── Data for processing ──

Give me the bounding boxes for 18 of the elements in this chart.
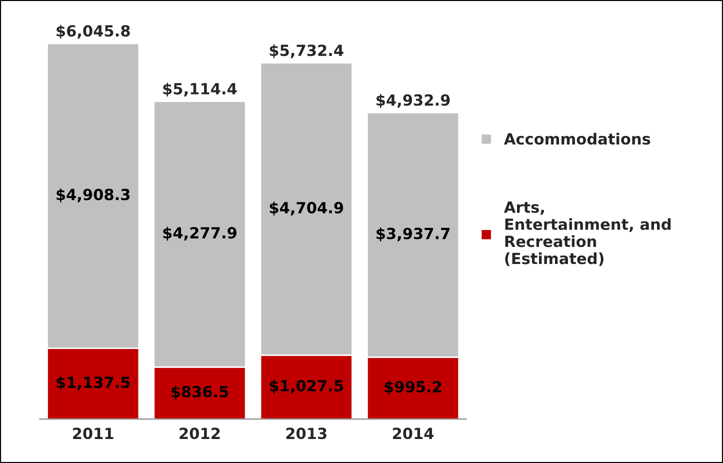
data-label: $4,277.9: [163, 226, 236, 241]
data-label: $4,908.3: [56, 188, 130, 202]
total-label: $5,114.4: [163, 82, 237, 97]
x-tick-label: 2014: [392, 428, 434, 440]
x-tick-label: 2012: [180, 428, 220, 440]
total-label: $5,732.4: [270, 44, 344, 58]
data-label: $3,937.7: [376, 227, 450, 242]
total-label: $4,932.9: [376, 94, 450, 108]
x-tick-label: 2011: [73, 428, 114, 440]
legend-label: Arts, Entertainment, and Recreation (Estimated): [504, 202, 671, 266]
x-tick-label: 2013: [286, 428, 326, 440]
data-label: $4,704.9: [270, 202, 344, 216]
data-label: $1,027.5: [270, 380, 343, 394]
total-label: $6,045.8: [56, 24, 130, 39]
data-label: $1,137.5: [56, 376, 130, 390]
data-label: $836.5: [171, 386, 228, 400]
data-label: $995.2: [384, 380, 442, 395]
legend-label: Accommodations: [504, 132, 650, 145]
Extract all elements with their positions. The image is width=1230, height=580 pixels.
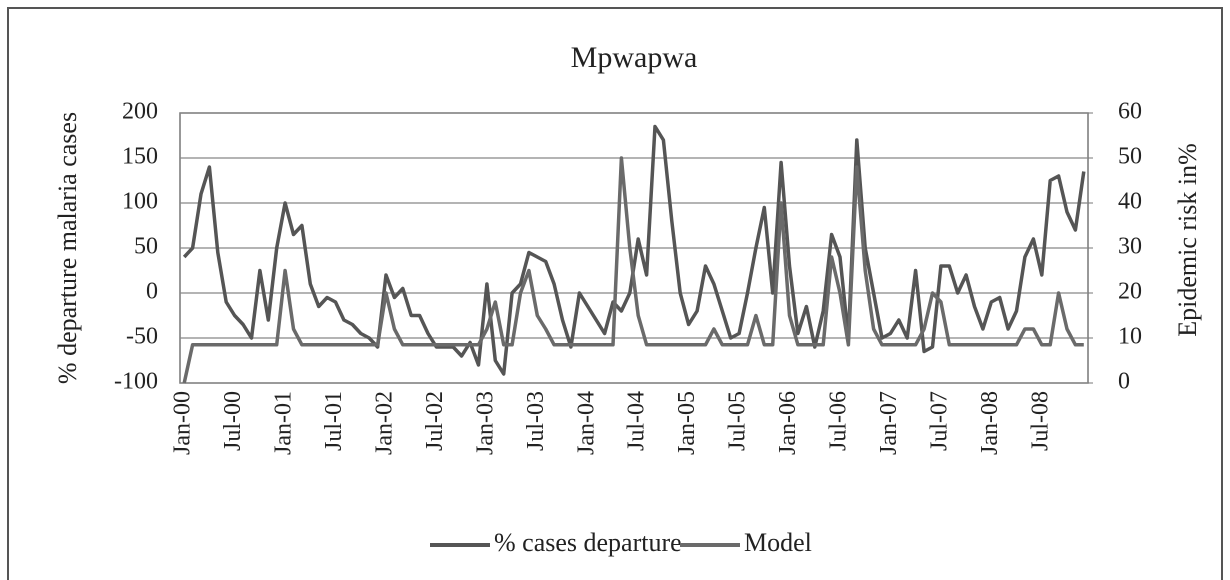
x-tick-label: Jul-02 (422, 391, 448, 451)
x-tick-label: Jan-04 (573, 391, 599, 455)
x-tick-label: Jul-01 (321, 391, 347, 451)
y2-tick-label: 20 (1118, 279, 1142, 305)
x-tick-label: Jul-08 (1027, 391, 1053, 451)
y-tick-label: 0 (146, 279, 158, 305)
x-tick-label: Jul-06 (825, 391, 851, 451)
legend-label: Model (744, 528, 812, 557)
chart-title: Mpwapwa (571, 41, 698, 74)
x-tick-label: Jan-03 (472, 391, 498, 455)
x-tick-label: Jul-00 (220, 391, 246, 451)
y-tick-label: -100 (114, 369, 158, 395)
y2-tick-label: 10 (1118, 324, 1142, 350)
y-axis-label: % departure malaria cases (53, 112, 82, 384)
x-tick-label: Jul-04 (624, 391, 650, 451)
series-line (182, 124, 1086, 376)
x-tick-label: Jan-00 (170, 391, 196, 455)
y-tick-label: 50 (134, 234, 158, 260)
series-line (182, 156, 1084, 384)
y-tick-label: 100 (122, 189, 158, 215)
y2-axis-label: Epidemic risk in% (1173, 143, 1202, 337)
x-tick-label: Jan-01 (271, 391, 297, 455)
x-tick-label: Jan-06 (775, 391, 801, 455)
legend-label: % cases departure (494, 528, 682, 557)
x-tick-label: Jan-08 (977, 391, 1003, 455)
y2-tick-label: 50 (1118, 144, 1142, 170)
x-tick-label: Jul-05 (725, 391, 751, 451)
x-tick-label: Jan-05 (674, 391, 700, 455)
y2-tick-label: 40 (1118, 189, 1142, 215)
x-tick-label: Jan-02 (371, 391, 397, 455)
y-tick-label: 150 (122, 144, 158, 170)
y-tick-label: 200 (122, 99, 158, 125)
y2-tick-label: 60 (1118, 99, 1142, 125)
x-tick-label: Jan-07 (876, 391, 902, 455)
y2-tick-label: 30 (1118, 234, 1142, 260)
y-tick-label: -50 (126, 324, 158, 350)
x-tick-label: Jul-03 (523, 391, 549, 451)
y2-tick-label: 0 (1118, 369, 1130, 395)
x-tick-label: Jul-07 (926, 391, 952, 451)
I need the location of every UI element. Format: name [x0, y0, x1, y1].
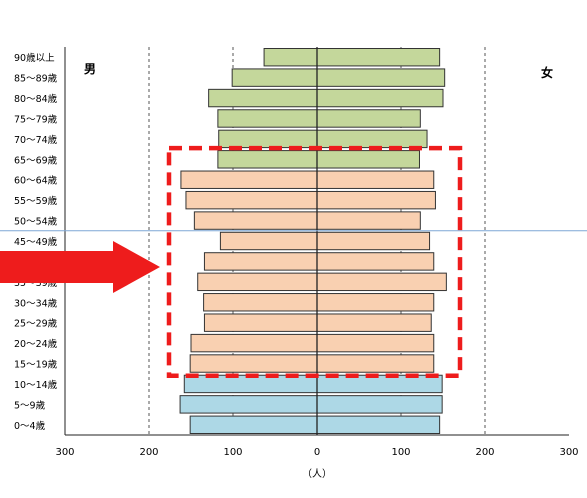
- female-side-label: 女: [541, 65, 553, 80]
- x-tick-label: 200: [139, 447, 158, 458]
- male-bar: [217, 109, 318, 128]
- female-bar: [316, 129, 428, 149]
- male-bar: [179, 395, 318, 414]
- male-bar: [189, 354, 318, 373]
- male-bar: [231, 68, 318, 87]
- male-bar: [185, 190, 318, 210]
- female-bar: [316, 415, 441, 435]
- category-label: 25～29歳: [14, 318, 58, 330]
- female-bar: [316, 252, 435, 271]
- category-label: 10～14歳: [14, 379, 58, 391]
- bars: [179, 48, 447, 435]
- male-bar: [197, 272, 318, 292]
- female-bar: [316, 333, 435, 353]
- female-bar: [316, 313, 432, 332]
- male-bar: [189, 415, 318, 435]
- male-bar: [263, 48, 318, 67]
- x-tick-label: 200: [475, 447, 494, 458]
- category-label: 85～89歳: [14, 73, 58, 85]
- category-label: 65～69歳: [14, 154, 58, 166]
- category-label: 55～59歳: [14, 195, 58, 207]
- female-bar: [316, 354, 435, 373]
- male-bar: [218, 129, 318, 149]
- male-bar: [193, 211, 318, 230]
- female-bar: [316, 190, 436, 210]
- category-label: 50～54歳: [14, 216, 58, 228]
- x-tick-label: 100: [223, 447, 242, 458]
- male-bar: [203, 313, 318, 332]
- female-bar: [316, 231, 431, 251]
- male-bar: [217, 150, 318, 169]
- category-label: 75～79歳: [14, 113, 58, 125]
- female-bar: [316, 150, 420, 169]
- category-label: 45～49歳: [14, 236, 58, 248]
- category-label: 90歳以上: [14, 52, 55, 64]
- category-label: 70～74歳: [14, 134, 58, 146]
- female-bar: [316, 170, 435, 189]
- axes: 300 200 100 0 100 200 300: [55, 47, 579, 458]
- female-bar: [316, 68, 446, 87]
- red-arrow: [0, 241, 160, 293]
- annotations: [0, 145, 587, 378]
- male-bar: [180, 170, 318, 189]
- male-bar: [208, 88, 318, 108]
- female-bar: [316, 293, 435, 312]
- female-bar: [316, 48, 441, 67]
- male-side-label: 男: [84, 62, 96, 76]
- category-label: 15～19歳: [14, 359, 58, 371]
- category-label: 20～24歳: [14, 338, 58, 350]
- category-label: 0～4歳: [14, 420, 46, 432]
- female-bar: [316, 211, 421, 230]
- x-tick-label: 300: [55, 447, 74, 458]
- male-bar: [219, 231, 318, 251]
- category-label: 5～9歳: [14, 399, 46, 411]
- x-tick-label: 100: [391, 447, 410, 458]
- female-bar: [316, 395, 443, 414]
- female-bar: [316, 88, 444, 108]
- category-label: 30～34歳: [14, 297, 58, 309]
- male-bar: [203, 293, 318, 312]
- x-tick-label: 300: [559, 447, 578, 458]
- female-bar: [316, 272, 447, 292]
- male-bar: [190, 333, 318, 353]
- male-bar: [203, 252, 318, 271]
- x-tick-label: 0: [314, 447, 320, 458]
- category-label: 60～64歳: [14, 175, 58, 187]
- x-axis-label: （人）: [302, 468, 332, 480]
- female-bar: [316, 109, 421, 128]
- category-label: 80～84歳: [14, 93, 58, 105]
- highlight-box: [166, 145, 463, 378]
- labels: 男 女 （人） 0～4歳 5～9歳 10～14歳 15～19歳 20～24歳 25～29歳…: [14, 52, 553, 480]
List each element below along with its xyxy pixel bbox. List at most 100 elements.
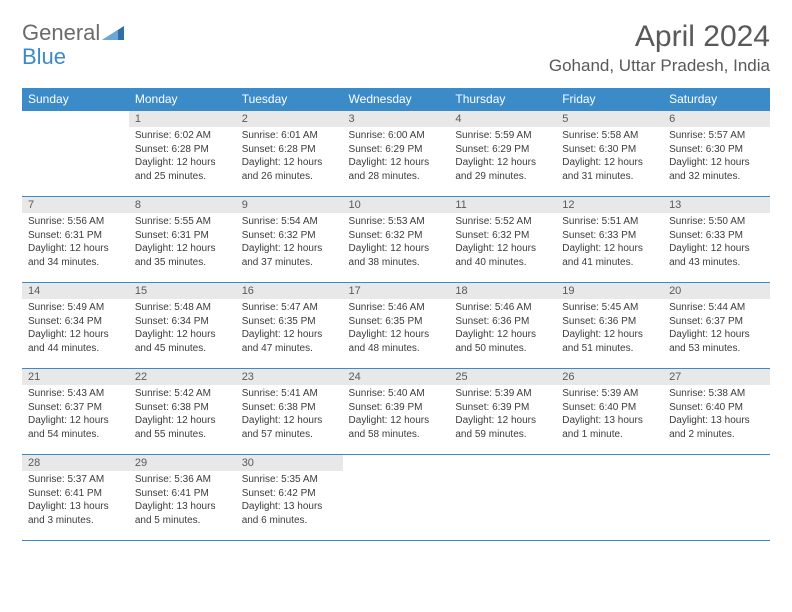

───

## Problem details
Set out every line of the records above as a numbered list, skipping any blank lines. Leave the pictures out of your answer.

## Full solution
1. Give me the bounding boxes for 18 of the elements in this chart.
2. data-label: $4,277.9: [163, 226, 236, 241]
3. data-label: $4,908.3: [56, 188, 130, 202]
4. total-label: $5,114.4: [163, 82, 237, 97]
5. x-tick-label: 2014: [392, 428, 434, 440]
6. x-tick-label: 2012: [180, 428, 220, 440]
7. total-label: $5,732.4: [270, 44, 344, 58]
8. data-label: $3,937.7: [376, 227, 450, 242]
9. total-label: $4,932.9: [376, 94, 450, 108]
10. x-tick-label: 2011: [73, 428, 114, 440]
11. legend-label: Arts, Entertainment, and Recreation (Estimated): [504, 202, 671, 266]
12. x-tick-label: 2013: [286, 428, 326, 440]
13. data-label: $4,704.9: [270, 202, 344, 216]
14. data-label: $1,027.5: [270, 380, 343, 394]
15. total-label: $6,045.8: [56, 24, 130, 39]
16. data-label: $1,137.5: [56, 376, 130, 390]
17. data-label: $836.5: [171, 386, 228, 400]
18. data-label: $995.2: [384, 380, 442, 395]
19. legend-label: Accommodations: [504, 132, 650, 145]
20. Extract all elements with their positions. The image is width=1230, height=580 pixels.
21. x-tick-label: Jul-02 (422, 391, 448, 451)
22. x-tick-label: Jan-04 (573, 391, 599, 455)
23. x-tick-label: Jul-01 (321, 391, 347, 451)
24. y2-tick-label: 20 (1118, 279, 1142, 305)
25. x-tick-label: Jul-08 (1027, 391, 1053, 451)
26. y-tick-label: 0 (146, 279, 158, 305)
27. x-tick-label: Jul-06 (825, 391, 851, 451)
28. legend-label: Model (744, 528, 812, 557)
29. chart-title: Mpwapwa (571, 41, 698, 74)
30. x-tick-label: Jan-03 (472, 391, 498, 455)
31. x-tick-label: Jul-00 (220, 391, 246, 451)
32. y-tick-label: -100 (114, 369, 158, 395)
33. y2-tick-label: 10 (1118, 324, 1142, 350)
34. y-axis-label: % departure malaria cases (53, 112, 82, 384)
35. x-tick-label: Jul-04 (624, 391, 650, 451)
36. series-line (182, 124, 1086, 376)
37. x-tick-label: Jan-00 (170, 391, 196, 455)
38. y-tick-label: 50 (134, 234, 158, 260)
39. series-line (182, 156, 1084, 384)
40. y-tick-label: 100 (122, 189, 158, 215)
41. y2-axis-label: Epidemic risk in% (1173, 143, 1202, 337)
42. x-tick-label: Jan-01 (271, 391, 297, 455)
43. x-tick-label: Jan-06 (775, 391, 801, 455)
44. legend-label: % cases departure (494, 528, 682, 557)
45. x-tick-label: Jan-08 (977, 391, 1003, 455)
46. y2-tick-label: 50 (1118, 144, 1142, 170)
47. x-tick-label: Jul-05 (725, 391, 751, 451)
48. x-tick-label: Jan-05 (674, 391, 700, 455)
49. y2-tick-label: 40 (1118, 189, 1142, 215)
50. x-tick-label: Jan-02 (371, 391, 397, 455)
51. y-tick-label: 150 (122, 144, 158, 170)
52. y-tick-label: 200 (122, 99, 158, 125)
53. y2-tick-label: 60 (1118, 99, 1142, 125)
54. x-tick-label: Jan-07 (876, 391, 902, 455)
55. y2-tick-label: 30 (1118, 234, 1142, 260)
56. y-tick-label: -50 (126, 324, 158, 350)
57. x-tick-label: Jul-03 (523, 391, 549, 451)
58. y2-tick-label: 0 (1118, 369, 1130, 395)
59. x-tick-label: Jul-07 (926, 391, 952, 451)
60. I need the location of every UI element. Format: name [x0, y0, x1, y1].
61. - female-side-label: 女: [541, 65, 553, 80]
62. - x-tick-label: 200: [139, 447, 158, 458]
63. - male-bar: [217, 109, 318, 128]
64. - female-bar: [316, 129, 428, 149]
65. - male-bar: [179, 395, 318, 414]
66. - male-bar: [189, 354, 318, 373]
67. - male-bar: [231, 68, 318, 87]
68. - male-bar: [185, 190, 318, 210]
69. - female-bar: [316, 415, 441, 435]
70. - category-label: 25～29歳: [14, 318, 58, 330]
71. - female-bar: [316, 252, 435, 271]
72. - category-label: 10～14歳: [14, 379, 58, 391]
73. - bars: [179, 48, 447, 435]
74. - male-bar: [197, 272, 318, 292]
75. - female-bar: [316, 333, 435, 353]
76. - female-bar: [316, 313, 432, 332]
77. - male-bar: [189, 415, 318, 435]
78. - male-bar: [263, 48, 318, 67]
79. - x-tick-label: 200: [475, 447, 494, 458]
80. - category-label: 85～89歳: [14, 73, 58, 85]
81. - category-label: 65～69歳: [14, 154, 58, 166]
82. - category-label: 55～59歳: [14, 195, 58, 207]
83. - female-bar: [316, 354, 435, 373]
84. - male-bar: [218, 129, 318, 149]
85. - male-bar: [193, 211, 318, 230]
86. - female-bar: [316, 190, 436, 210]
87. - category-label: 50～54歳: [14, 216, 58, 228]
88. - x-tick-label: 100: [223, 447, 242, 458]
89. - male-bar: [203, 313, 318, 332]
90. - female-bar: [316, 231, 431, 251]
91. - male-bar: [217, 150, 318, 169]
92. - category-label: 75～79歳: [14, 113, 58, 125]
93. - female-bar: [316, 150, 420, 169]
94. - category-label: 45～49歳: [14, 236, 58, 248]
95. - category-label: 90歳以上: [14, 52, 55, 64]
96. - category-label: 70～74歳: [14, 134, 58, 146]
97. - female-bar: [316, 170, 435, 189]
98. - axes: 300 200 100 0 100 200 300: [55, 47, 579, 458]
99. - female-bar: [316, 68, 446, 87]
100. - red-arrow: [0, 241, 160, 293]
101. - annotations: [0, 145, 587, 378]
102. - male-bar: [180, 170, 318, 189]
103. - male-bar: [208, 88, 318, 108]
104. - female-bar: [316, 293, 435, 312]
105. - female-bar: [316, 48, 441, 67]
106. - male-side-label: 男: [84, 62, 96, 76]
107. - category-label: 15～19歳: [14, 359, 58, 371]
108. - category-label: 20～24歳: [14, 338, 58, 350]
109. - category-label: 0～4歳: [14, 420, 46, 432]
110. - female-bar: [316, 211, 421, 230]
111. - x-tick-label: 300: [55, 447, 74, 458]
112. - male-bar: [219, 231, 318, 251]
113. - category-label: 5～9歳: [14, 399, 46, 411]
114. - x-tick-label: 100: [391, 447, 410, 458]
115. - female-bar: [316, 395, 443, 414]
116. - female-bar: [316, 88, 444, 108]
117. - category-label: 30～34歳: [14, 297, 58, 309]
118. - male-bar: [203, 293, 318, 312]
119. - x-tick-label: 300: [559, 447, 578, 458]
120. - female-bar: [316, 272, 447, 292]
121. - male-bar: [190, 333, 318, 353]
122. - male-bar: [203, 252, 318, 271]
123. - x-tick-label: 0: [314, 447, 320, 458]
124. - category-label: 60～64歳: [14, 175, 58, 187]
125. - x-axis-label: （人）: [302, 468, 332, 480]
126. - female-bar: [316, 109, 421, 128]
127. - category-label: 80～84歳: [14, 93, 58, 105]
128. - highlight-box: [166, 145, 463, 378]
129. - labels: 男 女 （人） 0～4歳 5～9歳 10～14歳 15～19歳 20～24歳 25～29歳…: [14, 52, 553, 480]
130. List each element below along with its xyxy pixel bbox. List at most 100 elements.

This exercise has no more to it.